--- Selected excerpt ---
⟨
My father always took me for a milkshake after trips to the dentist, and I always take Alice for hot chocolate after these appointments. But this last visit she wanted something else. At The Place she’d heard buzz about a store where everything costs only a dollar. She wanted to go, even though her left eye, her good eye, was blurry after the you-know-what. (Sorry.) I knew my mother, child of parents who’d skidded by on next to nothing long before the Depression even started, would love a giant store filled with glittery and cheap goods.
She guided her walker up and down the aisles, tossing things into the cart that I pushed: cocoa butter body lotion (“This stuff really works!”), toothpaste, chocolate covered peanuts, mouthwash the shocking blue of an as yet undiscovered Hawaiian lagoon, hand towels, soap, curlers, a hairbrush, and more. “I’m so happy,” she said. “I love it here.”
⟩
--- Data under study ---
⟨
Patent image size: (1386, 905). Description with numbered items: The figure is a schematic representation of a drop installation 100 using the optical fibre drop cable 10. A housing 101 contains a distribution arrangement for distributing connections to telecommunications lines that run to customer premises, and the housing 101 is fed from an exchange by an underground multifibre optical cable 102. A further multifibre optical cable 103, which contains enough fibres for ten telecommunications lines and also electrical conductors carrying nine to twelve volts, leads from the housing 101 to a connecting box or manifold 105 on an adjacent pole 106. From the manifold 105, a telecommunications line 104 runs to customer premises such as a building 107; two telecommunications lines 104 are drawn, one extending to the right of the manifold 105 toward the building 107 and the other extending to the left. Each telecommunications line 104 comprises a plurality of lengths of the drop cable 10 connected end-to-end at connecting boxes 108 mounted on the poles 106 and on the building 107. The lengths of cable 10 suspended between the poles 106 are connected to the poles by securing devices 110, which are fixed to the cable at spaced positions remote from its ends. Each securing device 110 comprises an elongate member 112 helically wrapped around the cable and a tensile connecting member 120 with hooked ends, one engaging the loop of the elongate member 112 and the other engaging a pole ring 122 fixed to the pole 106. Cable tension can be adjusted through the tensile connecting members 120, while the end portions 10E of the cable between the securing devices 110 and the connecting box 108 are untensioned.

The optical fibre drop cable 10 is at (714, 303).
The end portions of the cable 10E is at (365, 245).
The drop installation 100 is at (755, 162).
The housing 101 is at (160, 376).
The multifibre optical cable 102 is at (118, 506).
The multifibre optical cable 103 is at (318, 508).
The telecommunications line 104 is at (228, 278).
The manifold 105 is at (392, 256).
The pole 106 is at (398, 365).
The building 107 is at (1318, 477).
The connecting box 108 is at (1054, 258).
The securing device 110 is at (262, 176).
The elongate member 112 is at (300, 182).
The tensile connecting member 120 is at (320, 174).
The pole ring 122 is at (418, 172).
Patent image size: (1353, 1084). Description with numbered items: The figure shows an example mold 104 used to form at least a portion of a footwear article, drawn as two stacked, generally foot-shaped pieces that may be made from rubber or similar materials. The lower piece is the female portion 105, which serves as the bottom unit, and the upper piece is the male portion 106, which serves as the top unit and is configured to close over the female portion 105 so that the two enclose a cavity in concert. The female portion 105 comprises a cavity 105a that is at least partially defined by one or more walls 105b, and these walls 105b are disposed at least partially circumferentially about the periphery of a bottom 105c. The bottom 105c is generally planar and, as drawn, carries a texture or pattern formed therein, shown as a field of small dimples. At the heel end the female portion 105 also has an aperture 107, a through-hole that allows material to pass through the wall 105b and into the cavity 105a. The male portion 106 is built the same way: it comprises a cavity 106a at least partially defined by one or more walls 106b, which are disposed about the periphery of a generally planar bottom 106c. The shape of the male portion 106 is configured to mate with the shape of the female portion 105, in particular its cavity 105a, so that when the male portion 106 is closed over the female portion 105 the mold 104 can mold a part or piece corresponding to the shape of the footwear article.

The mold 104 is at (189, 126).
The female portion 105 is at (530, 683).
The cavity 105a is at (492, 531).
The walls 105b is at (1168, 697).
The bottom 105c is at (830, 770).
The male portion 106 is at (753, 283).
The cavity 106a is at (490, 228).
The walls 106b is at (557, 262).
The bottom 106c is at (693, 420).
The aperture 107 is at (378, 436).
⟩
--- Required work ---
Continue the piece about the trip to the dollar store with Alice from where it stops.

--- Exercise response ---
Mr. Fickle, whose name she mysteriously changed for the day to Mr. Feegle, has a birthday coming up so she headed for the cards. “I don’t think Mr. Feegle would like this one.” She held up a cartoon of a wizened face and read it.
Outside: You don’t look your age…
Inside: NOBODY looks that old.
She found that funny, but discarded other jokey cards with elders whose breasts drooped to the floor, whose wigs went flying off in rain storms, whose false teeth floated in water-filled glasses, or got stuck all by their lonesome in birthday cakes, or dropped into the flush of a toilet and, like the supposedly amused recipient, swirled around in the final drain of life. “Stupid, stupid, stupid,” she muttered quietly. Because of her eye problems, now with the addition of blurriness, nearly every card ended up north, south, east or west of where it had started. I tried to slip them back into place without her noticing, even though I wanted to rip them to pieces.
She picked up a large card with a river scene and the silhouette of a tall strong male fishing. “To a WONDERFUL man,” the outside read. Inside, it claimed no one was kinder than he. “If only it didn’t have that word wonderful on it…” She placed it in a slot two rows south of where it belonged.
She finally settled on one with candles and a blessing. The message was about gentleness. “He is gentle,” she insisted.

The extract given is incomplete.